====== Stored records

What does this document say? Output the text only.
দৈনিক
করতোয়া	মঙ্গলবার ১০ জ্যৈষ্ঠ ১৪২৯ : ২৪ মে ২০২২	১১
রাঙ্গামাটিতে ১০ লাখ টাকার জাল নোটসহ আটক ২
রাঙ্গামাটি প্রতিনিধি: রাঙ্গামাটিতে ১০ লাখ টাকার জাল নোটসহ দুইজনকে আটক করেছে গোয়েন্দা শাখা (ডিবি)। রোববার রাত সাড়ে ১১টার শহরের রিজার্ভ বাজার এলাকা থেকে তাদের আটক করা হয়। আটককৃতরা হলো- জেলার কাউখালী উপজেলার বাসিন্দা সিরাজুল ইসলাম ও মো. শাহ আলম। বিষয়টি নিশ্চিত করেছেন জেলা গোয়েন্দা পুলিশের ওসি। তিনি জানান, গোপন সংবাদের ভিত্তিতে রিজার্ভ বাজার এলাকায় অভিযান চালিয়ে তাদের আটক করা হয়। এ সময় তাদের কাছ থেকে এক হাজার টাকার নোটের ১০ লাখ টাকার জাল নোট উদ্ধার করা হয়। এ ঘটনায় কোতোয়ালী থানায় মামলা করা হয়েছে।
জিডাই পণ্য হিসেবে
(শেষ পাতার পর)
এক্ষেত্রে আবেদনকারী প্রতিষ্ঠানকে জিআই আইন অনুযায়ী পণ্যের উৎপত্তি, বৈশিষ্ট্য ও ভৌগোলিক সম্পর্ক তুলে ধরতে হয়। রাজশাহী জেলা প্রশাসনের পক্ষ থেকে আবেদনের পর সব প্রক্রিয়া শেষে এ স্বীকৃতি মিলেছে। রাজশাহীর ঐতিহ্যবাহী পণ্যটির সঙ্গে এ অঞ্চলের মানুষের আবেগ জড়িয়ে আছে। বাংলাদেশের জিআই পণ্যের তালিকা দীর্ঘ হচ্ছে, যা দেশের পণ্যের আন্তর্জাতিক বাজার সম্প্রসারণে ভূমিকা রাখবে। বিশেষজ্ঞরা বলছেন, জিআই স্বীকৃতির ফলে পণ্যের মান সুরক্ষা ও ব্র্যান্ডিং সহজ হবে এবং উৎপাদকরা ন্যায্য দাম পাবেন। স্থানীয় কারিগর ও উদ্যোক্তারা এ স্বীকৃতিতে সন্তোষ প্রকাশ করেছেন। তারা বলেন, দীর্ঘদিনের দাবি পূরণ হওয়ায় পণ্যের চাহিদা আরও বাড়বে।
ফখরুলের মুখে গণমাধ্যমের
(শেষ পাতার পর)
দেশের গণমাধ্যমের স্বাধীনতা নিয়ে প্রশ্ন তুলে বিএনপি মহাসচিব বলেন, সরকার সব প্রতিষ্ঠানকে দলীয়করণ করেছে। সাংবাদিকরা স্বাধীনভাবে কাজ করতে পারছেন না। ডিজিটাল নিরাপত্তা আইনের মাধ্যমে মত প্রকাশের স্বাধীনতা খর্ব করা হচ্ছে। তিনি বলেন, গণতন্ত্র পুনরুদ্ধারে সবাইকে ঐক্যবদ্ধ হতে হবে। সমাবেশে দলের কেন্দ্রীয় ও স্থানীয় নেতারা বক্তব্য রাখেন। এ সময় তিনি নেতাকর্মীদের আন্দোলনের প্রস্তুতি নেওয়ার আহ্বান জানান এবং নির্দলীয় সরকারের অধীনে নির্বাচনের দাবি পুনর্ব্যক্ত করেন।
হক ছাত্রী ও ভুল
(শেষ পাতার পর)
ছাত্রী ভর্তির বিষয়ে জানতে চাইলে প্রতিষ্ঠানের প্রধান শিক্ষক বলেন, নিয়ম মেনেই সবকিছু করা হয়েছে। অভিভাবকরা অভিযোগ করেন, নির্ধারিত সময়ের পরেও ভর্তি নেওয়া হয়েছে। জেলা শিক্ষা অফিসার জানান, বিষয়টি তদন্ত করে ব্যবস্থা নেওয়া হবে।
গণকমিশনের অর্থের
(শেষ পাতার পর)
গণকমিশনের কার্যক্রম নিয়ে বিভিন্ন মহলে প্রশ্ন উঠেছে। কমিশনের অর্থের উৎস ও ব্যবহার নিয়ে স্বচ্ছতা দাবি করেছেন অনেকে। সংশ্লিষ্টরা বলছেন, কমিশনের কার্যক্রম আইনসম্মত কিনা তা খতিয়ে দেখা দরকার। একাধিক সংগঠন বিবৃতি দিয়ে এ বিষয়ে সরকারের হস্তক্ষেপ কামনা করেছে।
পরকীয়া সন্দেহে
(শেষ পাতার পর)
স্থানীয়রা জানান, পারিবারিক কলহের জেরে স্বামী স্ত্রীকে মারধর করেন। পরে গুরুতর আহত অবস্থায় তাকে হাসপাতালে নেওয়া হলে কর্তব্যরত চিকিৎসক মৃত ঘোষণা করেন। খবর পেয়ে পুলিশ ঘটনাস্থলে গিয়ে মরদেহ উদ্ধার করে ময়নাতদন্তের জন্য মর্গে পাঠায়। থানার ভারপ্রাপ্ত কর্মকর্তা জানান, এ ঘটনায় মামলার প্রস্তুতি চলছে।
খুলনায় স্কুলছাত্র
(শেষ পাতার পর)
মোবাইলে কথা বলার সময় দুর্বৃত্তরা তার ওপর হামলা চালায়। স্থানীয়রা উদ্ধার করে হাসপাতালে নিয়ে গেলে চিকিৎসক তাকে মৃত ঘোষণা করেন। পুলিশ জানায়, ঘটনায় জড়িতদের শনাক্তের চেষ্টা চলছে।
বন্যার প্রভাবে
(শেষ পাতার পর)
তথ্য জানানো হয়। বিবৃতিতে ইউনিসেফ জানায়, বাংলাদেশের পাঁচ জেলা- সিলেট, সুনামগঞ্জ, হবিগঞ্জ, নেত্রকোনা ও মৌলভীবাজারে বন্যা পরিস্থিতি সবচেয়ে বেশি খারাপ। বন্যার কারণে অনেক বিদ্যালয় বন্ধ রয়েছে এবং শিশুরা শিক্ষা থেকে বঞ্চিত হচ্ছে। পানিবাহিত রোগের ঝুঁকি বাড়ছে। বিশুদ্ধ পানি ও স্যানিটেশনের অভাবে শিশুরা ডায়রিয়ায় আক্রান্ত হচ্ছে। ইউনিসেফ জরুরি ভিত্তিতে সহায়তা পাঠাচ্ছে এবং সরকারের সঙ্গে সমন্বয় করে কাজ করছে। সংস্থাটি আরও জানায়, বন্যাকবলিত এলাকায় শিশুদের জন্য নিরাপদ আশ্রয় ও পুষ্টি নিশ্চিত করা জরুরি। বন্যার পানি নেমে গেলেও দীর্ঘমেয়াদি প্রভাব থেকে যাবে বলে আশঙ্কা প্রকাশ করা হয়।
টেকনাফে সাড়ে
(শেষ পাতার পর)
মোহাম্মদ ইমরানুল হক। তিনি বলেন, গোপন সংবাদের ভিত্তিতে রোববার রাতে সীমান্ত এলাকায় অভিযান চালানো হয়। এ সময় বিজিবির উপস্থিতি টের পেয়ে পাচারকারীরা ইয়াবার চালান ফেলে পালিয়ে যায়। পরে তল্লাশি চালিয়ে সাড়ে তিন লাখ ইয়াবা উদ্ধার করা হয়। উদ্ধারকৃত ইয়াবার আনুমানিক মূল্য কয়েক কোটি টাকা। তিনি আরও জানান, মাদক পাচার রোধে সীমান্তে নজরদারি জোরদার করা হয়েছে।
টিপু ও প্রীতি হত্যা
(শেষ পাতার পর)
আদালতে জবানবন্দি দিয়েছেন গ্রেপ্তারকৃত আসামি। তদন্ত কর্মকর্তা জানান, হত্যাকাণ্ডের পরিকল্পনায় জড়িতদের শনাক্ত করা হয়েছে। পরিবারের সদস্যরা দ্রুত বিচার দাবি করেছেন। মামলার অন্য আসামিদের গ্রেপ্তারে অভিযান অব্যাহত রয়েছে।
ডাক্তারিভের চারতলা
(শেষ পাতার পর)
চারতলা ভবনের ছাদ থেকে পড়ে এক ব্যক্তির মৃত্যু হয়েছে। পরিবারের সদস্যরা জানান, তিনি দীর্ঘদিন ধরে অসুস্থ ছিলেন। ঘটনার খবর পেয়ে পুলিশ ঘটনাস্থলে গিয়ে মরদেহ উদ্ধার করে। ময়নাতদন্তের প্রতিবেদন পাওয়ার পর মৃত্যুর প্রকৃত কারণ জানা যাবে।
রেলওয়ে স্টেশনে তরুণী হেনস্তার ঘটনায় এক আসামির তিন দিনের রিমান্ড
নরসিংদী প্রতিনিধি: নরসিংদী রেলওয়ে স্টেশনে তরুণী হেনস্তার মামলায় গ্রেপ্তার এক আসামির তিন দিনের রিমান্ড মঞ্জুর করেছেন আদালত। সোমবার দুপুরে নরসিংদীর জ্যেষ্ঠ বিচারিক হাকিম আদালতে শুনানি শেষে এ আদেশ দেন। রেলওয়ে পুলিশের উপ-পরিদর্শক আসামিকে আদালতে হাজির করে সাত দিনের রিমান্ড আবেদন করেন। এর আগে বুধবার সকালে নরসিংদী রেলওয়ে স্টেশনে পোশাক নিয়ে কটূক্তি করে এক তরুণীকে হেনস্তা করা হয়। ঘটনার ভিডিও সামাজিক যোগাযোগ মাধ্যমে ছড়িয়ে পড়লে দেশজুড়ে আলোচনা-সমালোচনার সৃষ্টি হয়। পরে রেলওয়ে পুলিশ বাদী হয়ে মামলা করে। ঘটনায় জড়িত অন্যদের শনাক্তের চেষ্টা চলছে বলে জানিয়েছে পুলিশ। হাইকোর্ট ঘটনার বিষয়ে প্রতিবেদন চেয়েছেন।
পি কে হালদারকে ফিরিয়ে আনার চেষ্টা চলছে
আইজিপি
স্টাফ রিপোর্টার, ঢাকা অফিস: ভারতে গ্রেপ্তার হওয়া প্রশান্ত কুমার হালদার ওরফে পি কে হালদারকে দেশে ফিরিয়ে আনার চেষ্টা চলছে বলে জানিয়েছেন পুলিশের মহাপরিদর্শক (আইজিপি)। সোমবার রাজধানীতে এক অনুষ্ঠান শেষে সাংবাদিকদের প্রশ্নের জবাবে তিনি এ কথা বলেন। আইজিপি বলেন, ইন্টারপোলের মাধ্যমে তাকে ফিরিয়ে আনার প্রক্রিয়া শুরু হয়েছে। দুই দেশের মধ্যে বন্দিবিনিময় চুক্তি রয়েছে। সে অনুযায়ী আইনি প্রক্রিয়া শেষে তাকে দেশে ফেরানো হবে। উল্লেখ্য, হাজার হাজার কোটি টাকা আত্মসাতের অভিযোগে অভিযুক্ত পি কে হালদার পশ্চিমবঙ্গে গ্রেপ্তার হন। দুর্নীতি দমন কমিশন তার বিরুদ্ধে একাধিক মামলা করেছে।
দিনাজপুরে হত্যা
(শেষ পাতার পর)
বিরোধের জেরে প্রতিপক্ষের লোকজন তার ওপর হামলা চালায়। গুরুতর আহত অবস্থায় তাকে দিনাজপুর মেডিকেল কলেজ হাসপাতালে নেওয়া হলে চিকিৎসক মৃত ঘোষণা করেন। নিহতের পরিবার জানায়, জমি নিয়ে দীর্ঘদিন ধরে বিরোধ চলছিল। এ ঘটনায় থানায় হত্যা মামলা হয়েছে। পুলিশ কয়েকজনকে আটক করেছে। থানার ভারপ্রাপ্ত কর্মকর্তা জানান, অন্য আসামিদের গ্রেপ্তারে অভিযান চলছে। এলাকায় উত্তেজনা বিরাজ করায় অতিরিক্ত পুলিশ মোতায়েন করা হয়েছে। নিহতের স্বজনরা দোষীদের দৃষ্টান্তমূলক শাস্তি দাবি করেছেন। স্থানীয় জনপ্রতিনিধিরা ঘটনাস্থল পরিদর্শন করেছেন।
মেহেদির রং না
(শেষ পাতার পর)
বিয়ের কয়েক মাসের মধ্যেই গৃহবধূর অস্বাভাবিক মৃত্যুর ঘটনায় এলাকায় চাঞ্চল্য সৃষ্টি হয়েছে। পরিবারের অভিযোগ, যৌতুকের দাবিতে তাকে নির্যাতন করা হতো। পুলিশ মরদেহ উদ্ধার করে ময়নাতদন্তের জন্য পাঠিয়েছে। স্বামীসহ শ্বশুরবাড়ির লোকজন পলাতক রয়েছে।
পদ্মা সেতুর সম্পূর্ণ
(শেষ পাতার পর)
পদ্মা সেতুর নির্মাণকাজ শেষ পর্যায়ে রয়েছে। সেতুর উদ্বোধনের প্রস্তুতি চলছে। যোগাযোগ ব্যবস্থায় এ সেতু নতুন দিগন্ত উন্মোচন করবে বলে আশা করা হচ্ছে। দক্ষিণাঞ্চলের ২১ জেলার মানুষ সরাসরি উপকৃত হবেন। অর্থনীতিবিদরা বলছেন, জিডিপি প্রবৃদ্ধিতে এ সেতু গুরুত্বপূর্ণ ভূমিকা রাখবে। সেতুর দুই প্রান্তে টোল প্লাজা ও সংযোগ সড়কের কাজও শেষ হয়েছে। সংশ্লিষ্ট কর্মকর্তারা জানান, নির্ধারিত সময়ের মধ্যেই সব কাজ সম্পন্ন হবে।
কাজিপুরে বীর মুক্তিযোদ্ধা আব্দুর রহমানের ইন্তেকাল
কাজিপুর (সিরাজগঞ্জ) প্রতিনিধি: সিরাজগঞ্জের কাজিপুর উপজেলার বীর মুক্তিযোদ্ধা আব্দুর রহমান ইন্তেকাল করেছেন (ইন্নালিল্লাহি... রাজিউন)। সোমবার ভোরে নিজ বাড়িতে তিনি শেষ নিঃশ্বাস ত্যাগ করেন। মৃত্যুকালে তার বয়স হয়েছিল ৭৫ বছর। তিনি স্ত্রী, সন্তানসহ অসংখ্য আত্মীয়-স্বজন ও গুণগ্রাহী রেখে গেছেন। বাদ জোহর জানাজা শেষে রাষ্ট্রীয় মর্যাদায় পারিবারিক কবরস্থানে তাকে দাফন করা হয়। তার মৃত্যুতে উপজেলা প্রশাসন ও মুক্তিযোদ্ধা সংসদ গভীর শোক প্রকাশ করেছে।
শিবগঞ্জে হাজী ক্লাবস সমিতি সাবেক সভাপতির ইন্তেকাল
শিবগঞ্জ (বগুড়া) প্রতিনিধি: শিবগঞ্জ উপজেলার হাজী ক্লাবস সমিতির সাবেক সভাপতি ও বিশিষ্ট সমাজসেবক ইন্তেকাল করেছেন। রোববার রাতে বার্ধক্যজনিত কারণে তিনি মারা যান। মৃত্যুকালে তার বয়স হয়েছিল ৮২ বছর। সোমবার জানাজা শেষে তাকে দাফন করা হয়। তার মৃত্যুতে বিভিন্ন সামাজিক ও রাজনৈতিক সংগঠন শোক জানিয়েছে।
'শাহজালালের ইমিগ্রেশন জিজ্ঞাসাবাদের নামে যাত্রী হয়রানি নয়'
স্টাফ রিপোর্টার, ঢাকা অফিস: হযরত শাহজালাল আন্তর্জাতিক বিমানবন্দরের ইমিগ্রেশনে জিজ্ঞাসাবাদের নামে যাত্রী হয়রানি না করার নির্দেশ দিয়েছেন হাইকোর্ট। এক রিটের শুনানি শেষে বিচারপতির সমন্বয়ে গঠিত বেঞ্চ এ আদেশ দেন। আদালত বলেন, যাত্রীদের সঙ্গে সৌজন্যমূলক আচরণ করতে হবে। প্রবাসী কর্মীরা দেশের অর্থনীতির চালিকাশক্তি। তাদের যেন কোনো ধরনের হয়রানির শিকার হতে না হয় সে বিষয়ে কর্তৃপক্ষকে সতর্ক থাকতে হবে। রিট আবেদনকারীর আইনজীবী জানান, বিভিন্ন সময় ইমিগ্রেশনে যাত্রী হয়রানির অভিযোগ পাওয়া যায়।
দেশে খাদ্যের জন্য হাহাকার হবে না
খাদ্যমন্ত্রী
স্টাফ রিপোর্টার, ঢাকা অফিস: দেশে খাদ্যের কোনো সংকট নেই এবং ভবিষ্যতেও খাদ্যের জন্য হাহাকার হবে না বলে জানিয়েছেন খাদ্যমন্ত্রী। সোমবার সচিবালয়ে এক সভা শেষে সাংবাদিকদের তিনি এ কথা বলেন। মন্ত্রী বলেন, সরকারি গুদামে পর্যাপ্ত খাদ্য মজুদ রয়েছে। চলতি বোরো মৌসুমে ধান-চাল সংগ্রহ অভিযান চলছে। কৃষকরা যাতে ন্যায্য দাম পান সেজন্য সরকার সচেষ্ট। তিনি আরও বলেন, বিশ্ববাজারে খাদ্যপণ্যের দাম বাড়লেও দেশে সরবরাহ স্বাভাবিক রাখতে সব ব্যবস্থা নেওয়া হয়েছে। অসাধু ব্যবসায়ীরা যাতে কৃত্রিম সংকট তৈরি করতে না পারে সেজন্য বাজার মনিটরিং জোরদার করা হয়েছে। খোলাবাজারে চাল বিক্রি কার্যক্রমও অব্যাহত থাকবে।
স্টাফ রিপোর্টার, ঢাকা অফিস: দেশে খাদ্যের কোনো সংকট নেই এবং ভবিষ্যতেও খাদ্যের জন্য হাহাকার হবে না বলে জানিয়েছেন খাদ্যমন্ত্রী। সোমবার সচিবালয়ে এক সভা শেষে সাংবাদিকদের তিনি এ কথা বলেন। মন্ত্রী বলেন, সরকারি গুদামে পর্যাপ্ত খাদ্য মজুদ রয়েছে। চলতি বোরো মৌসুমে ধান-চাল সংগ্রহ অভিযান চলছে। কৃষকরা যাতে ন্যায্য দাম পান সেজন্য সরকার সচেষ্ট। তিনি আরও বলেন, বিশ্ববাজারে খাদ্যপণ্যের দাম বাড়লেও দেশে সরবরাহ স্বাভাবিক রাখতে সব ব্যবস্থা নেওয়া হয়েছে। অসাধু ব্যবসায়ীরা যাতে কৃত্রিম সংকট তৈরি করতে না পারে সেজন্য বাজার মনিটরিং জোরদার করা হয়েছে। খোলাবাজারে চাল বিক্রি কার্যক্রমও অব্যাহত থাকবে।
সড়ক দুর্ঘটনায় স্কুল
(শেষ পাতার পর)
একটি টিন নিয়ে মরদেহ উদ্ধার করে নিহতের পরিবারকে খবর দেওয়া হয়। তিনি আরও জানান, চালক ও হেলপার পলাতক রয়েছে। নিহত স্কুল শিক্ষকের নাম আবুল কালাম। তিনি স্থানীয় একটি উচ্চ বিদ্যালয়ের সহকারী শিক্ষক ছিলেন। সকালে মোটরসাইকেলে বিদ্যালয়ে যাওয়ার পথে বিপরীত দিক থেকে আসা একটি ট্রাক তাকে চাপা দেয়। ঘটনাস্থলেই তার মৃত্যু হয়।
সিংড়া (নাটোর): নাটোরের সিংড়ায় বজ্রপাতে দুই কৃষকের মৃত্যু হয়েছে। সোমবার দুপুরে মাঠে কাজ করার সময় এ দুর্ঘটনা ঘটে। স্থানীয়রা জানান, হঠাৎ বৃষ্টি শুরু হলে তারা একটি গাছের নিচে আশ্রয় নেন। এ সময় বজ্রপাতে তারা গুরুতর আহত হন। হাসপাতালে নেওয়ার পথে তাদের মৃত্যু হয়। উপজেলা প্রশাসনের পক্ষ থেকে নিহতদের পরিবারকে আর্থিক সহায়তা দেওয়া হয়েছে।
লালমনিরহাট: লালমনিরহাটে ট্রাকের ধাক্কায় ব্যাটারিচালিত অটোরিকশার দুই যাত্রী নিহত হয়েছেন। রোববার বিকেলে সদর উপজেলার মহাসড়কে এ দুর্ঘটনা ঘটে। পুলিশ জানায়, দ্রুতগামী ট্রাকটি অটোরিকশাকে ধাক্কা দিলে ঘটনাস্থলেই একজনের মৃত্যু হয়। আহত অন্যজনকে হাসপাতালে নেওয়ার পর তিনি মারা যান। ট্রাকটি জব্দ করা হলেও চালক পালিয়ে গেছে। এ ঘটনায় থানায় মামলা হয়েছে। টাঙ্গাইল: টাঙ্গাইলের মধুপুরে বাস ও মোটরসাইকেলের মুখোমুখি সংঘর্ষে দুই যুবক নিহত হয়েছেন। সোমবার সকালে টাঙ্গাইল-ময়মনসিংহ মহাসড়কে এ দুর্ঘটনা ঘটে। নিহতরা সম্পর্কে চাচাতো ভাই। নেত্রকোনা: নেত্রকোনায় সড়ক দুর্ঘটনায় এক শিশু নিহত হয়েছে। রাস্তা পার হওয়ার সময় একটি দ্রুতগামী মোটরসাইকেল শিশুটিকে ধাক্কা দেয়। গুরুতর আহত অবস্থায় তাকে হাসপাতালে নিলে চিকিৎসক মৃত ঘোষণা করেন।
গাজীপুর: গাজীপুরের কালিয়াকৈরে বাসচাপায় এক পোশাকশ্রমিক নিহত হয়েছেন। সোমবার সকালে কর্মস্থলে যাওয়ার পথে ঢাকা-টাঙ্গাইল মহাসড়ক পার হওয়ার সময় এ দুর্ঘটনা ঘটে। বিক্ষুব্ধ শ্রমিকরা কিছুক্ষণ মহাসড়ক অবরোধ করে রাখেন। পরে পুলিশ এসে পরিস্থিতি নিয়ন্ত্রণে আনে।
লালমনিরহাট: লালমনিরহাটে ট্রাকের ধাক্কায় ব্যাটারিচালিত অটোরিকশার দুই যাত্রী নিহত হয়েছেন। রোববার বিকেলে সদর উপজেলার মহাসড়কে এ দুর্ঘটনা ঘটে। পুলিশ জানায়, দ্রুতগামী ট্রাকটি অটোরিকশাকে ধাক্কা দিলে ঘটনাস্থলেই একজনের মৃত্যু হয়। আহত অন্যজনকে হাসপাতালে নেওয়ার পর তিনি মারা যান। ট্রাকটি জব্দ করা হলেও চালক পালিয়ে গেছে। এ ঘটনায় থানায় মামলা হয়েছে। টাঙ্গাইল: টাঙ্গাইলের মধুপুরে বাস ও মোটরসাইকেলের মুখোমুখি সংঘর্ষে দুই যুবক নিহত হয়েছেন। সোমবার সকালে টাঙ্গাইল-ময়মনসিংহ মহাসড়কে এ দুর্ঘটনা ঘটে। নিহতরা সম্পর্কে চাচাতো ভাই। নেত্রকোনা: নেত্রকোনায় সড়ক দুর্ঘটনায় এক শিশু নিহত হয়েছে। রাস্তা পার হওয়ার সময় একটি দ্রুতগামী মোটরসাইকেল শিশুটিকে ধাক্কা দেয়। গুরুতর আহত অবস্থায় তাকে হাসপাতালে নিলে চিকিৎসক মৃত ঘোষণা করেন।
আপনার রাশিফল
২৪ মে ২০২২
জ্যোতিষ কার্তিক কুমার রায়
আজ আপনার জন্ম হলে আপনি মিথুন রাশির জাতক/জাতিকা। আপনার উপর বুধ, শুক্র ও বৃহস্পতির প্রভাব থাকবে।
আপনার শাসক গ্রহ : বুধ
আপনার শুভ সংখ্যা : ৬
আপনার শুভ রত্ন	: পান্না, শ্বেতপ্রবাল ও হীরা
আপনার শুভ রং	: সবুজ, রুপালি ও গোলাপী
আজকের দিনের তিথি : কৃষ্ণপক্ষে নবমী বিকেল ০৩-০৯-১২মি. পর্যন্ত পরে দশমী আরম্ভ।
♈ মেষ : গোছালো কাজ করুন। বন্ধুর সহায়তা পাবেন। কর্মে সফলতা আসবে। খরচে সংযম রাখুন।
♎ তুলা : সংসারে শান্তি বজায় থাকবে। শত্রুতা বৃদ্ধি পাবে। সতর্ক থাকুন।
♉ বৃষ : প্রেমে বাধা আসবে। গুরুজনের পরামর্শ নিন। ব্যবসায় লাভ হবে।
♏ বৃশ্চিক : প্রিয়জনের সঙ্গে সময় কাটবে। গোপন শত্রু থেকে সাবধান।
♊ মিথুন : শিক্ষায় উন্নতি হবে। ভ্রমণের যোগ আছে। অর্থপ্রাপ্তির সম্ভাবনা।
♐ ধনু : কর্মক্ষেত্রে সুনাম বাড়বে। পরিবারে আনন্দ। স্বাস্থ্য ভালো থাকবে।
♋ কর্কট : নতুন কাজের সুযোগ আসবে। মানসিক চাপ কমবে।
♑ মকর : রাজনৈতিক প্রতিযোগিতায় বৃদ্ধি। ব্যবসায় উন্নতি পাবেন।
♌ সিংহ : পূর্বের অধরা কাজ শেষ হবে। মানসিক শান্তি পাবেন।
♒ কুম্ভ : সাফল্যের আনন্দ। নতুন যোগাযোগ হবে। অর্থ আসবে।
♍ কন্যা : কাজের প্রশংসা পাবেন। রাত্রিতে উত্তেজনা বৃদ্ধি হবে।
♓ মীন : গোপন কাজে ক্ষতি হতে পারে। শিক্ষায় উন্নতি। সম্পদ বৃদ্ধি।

============

**Exercise:** Show each line holding the word "গণকম".

**In response:**
গণকমিশনের অর্থের
গণকমিশনের কার্যক্রম নিয়ে বিভিন্ন মহলে প্রশ্ন উঠেছে। কমিশনের অর্থের উৎস ও ব্যবহার নিয়ে স্বচ্ছতা দাবি করেছেন অনেকে। সংশ্লিষ্টরা বলছেন, কমিশনের কার্যক্রম আইনসম্মত কিনা তা খতিয়ে দেখা দরকার। একাধিক সংগঠন বিবৃতি দিয়ে এ বিষয়ে সরকারের হস্তক্ষেপ কামনা করেছে।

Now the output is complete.